**WHAT YOU HAVE TO DO**
Reproduce the rows that begin at the line containing "check-icon (807, 714, 823, 730)" and stop after the line containing "cell-swap: - (482, 209, 775, 239)". Swap "traded-hours" for "exchanged-hours" and leave everything else unchanged.

**THE RECORDS**
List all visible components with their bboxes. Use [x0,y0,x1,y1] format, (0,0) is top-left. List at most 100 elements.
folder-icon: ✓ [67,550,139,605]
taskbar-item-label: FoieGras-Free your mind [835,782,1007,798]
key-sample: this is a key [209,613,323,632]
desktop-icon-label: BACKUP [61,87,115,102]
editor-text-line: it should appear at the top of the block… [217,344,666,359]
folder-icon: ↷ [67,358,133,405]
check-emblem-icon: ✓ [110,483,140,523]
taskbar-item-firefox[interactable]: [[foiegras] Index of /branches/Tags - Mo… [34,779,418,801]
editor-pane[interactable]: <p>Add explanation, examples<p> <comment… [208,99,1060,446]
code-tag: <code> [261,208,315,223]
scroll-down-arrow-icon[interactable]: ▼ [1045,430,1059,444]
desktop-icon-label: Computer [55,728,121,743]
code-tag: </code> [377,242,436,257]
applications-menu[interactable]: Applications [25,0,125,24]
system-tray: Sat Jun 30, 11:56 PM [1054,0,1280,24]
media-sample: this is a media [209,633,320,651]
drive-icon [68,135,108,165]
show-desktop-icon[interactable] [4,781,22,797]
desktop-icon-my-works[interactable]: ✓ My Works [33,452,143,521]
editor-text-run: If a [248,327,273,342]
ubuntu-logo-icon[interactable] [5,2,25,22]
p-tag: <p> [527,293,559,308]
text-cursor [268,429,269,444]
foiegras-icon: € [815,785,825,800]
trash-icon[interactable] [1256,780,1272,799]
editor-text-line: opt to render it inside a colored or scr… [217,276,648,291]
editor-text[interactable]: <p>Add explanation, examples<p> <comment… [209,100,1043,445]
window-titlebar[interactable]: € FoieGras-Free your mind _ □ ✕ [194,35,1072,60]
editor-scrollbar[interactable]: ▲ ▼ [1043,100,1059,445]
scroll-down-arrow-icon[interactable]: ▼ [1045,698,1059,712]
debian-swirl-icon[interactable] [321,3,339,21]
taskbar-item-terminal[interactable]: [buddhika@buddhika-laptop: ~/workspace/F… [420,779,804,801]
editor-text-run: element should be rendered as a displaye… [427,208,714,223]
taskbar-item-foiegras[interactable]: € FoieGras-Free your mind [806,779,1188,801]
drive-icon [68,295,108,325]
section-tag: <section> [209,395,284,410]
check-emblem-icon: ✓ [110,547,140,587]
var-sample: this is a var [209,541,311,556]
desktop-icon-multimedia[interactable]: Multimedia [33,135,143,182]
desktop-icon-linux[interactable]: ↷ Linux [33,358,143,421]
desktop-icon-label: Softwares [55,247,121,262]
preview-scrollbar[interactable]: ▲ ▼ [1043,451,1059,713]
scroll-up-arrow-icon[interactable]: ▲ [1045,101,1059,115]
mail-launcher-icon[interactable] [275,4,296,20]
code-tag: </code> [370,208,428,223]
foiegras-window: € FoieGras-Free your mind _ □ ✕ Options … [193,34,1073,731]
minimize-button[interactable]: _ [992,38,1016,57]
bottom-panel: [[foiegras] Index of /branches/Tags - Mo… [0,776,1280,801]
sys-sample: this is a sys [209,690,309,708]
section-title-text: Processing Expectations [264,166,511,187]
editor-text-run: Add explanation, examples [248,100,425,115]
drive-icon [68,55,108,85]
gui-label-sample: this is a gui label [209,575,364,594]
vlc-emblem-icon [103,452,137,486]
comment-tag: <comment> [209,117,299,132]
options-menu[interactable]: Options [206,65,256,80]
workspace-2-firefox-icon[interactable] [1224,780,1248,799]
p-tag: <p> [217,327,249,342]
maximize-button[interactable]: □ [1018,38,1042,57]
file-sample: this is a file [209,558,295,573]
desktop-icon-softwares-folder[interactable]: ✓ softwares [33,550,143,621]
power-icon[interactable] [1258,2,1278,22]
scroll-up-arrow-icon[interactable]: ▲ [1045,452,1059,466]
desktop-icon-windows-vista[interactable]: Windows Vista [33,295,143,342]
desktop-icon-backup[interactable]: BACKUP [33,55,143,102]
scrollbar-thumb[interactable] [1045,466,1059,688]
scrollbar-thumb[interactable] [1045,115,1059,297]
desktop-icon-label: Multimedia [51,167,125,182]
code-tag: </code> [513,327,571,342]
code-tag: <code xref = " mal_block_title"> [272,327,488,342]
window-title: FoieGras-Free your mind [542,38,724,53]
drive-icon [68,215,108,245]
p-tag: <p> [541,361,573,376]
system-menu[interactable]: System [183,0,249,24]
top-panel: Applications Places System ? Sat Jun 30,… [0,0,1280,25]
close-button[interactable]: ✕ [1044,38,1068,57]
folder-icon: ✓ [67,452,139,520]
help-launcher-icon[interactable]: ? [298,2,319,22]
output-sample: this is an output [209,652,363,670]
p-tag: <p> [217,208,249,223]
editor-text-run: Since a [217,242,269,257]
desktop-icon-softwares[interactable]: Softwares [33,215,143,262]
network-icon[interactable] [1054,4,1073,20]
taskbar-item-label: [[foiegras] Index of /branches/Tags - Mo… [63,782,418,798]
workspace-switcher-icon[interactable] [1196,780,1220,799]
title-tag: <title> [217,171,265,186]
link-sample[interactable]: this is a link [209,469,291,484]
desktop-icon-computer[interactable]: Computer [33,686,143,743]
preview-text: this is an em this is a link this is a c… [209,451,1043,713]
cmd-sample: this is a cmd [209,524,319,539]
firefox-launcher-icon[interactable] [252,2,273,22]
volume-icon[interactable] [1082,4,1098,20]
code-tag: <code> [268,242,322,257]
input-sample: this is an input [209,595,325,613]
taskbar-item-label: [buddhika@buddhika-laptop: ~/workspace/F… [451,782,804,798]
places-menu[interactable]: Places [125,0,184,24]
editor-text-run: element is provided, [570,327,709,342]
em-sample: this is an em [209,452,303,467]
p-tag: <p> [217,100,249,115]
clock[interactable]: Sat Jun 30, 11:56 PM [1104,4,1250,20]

--

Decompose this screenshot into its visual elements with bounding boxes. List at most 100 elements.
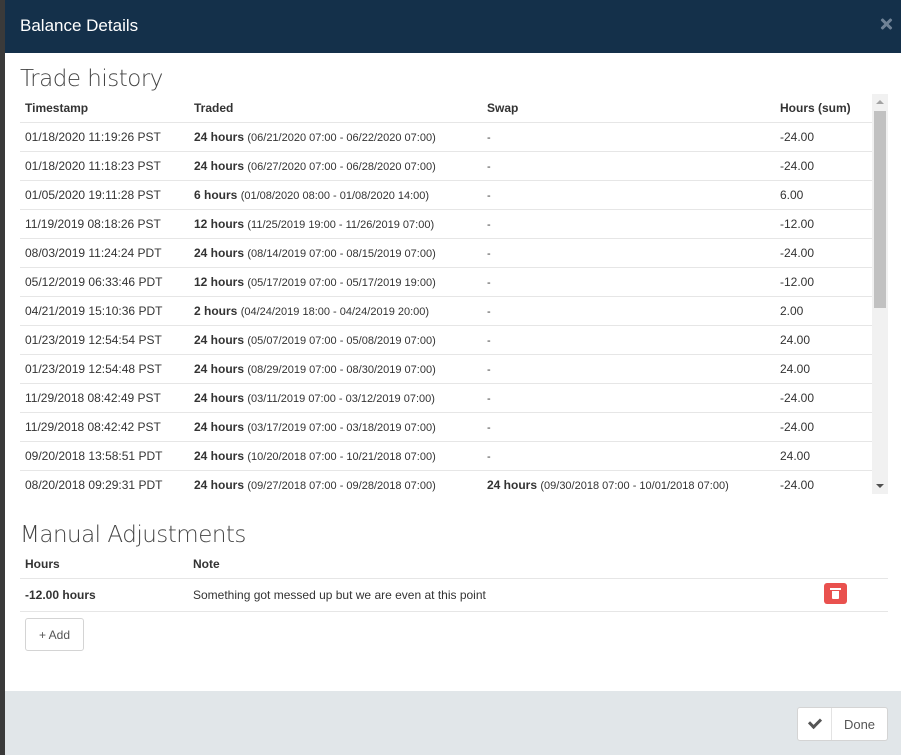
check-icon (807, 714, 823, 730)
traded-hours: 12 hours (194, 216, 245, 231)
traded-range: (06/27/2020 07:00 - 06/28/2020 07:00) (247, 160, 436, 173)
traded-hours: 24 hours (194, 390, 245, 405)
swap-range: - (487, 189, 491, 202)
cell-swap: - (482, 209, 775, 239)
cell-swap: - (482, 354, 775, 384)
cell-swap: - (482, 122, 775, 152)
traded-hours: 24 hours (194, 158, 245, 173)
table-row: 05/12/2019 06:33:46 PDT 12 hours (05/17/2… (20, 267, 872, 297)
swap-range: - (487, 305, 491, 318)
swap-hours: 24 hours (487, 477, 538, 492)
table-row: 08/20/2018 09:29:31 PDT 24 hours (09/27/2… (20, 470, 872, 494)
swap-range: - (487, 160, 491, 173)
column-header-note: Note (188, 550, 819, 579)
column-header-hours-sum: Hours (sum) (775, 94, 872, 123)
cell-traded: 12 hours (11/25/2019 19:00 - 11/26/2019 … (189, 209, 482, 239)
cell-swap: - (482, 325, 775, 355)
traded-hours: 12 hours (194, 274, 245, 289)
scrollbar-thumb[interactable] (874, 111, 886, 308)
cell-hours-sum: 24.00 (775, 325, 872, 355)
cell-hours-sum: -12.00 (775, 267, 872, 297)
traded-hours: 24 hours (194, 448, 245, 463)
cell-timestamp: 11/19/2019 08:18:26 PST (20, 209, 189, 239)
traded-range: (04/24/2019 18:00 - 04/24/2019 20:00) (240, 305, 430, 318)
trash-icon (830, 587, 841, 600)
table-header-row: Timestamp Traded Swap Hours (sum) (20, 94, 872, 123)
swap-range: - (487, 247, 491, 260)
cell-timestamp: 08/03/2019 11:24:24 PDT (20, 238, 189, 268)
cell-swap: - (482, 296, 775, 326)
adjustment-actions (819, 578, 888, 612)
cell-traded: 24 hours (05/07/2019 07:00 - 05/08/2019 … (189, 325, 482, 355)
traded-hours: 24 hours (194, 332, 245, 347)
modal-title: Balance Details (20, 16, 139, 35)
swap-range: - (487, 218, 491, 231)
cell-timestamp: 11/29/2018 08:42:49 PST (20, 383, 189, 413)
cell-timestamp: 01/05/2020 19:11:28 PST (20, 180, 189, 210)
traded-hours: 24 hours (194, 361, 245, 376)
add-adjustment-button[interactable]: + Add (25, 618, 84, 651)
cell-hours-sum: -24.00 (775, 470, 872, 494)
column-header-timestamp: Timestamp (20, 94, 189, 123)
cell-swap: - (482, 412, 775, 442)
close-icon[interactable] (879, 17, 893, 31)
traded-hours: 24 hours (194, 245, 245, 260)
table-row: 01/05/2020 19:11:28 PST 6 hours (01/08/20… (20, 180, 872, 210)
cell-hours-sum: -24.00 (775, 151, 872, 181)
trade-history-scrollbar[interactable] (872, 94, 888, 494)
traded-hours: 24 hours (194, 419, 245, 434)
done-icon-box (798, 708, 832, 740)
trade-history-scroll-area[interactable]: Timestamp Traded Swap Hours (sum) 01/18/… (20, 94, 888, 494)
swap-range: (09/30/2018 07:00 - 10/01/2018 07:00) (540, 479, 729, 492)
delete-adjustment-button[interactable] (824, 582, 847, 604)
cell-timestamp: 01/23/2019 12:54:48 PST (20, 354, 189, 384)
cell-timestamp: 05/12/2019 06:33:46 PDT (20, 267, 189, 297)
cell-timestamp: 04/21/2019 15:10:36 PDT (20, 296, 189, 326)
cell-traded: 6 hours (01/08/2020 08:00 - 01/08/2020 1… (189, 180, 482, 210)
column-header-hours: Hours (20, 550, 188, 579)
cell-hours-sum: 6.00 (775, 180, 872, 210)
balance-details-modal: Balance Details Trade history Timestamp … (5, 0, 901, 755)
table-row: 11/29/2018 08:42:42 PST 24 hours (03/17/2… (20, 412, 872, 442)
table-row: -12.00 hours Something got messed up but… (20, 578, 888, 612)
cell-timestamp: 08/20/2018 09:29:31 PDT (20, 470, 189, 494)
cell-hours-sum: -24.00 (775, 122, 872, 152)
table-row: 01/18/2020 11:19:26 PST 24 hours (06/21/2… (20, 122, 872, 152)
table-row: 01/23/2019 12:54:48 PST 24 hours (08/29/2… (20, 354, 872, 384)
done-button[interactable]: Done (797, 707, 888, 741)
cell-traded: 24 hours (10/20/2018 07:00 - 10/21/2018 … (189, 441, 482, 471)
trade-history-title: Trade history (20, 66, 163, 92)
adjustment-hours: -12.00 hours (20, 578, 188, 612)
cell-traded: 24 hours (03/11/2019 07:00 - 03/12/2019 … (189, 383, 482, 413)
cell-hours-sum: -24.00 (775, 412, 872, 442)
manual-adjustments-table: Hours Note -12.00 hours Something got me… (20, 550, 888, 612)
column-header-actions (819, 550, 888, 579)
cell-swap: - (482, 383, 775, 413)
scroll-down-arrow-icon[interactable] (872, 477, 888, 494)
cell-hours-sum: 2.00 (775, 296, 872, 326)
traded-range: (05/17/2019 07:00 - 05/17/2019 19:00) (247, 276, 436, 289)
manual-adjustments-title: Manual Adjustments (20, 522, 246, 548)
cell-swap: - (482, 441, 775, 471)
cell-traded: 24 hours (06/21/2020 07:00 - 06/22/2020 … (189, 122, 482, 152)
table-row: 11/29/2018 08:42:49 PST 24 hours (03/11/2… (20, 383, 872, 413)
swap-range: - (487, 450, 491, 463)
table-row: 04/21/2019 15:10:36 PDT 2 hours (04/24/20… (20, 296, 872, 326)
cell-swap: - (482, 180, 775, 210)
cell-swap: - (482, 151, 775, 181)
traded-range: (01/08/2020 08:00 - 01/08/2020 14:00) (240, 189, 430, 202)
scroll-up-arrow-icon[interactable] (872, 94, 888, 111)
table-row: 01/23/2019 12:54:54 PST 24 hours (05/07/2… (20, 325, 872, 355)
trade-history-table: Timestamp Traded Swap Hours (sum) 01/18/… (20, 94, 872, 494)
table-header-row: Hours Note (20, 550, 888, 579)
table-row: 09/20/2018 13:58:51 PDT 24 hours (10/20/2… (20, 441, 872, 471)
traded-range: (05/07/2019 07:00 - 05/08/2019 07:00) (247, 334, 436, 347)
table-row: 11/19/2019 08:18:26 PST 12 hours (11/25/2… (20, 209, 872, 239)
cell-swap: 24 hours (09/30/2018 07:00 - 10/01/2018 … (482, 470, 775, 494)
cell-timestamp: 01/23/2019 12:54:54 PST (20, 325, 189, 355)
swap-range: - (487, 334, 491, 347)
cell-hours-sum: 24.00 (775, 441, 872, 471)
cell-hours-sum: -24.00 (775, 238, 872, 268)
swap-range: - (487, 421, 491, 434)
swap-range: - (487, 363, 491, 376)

**SOLUTION BELOW**
check-icon (807, 714, 823, 730)
exchanged-hours: 12 hours (194, 216, 245, 231)
traded-range: (06/27/2020 07:00 - 06/28/2020 07:00) (247, 160, 436, 173)
exchanged-hours: 24 hours (194, 390, 245, 405)
swap-range: - (487, 189, 491, 202)
cell-swap: - (482, 209, 775, 239)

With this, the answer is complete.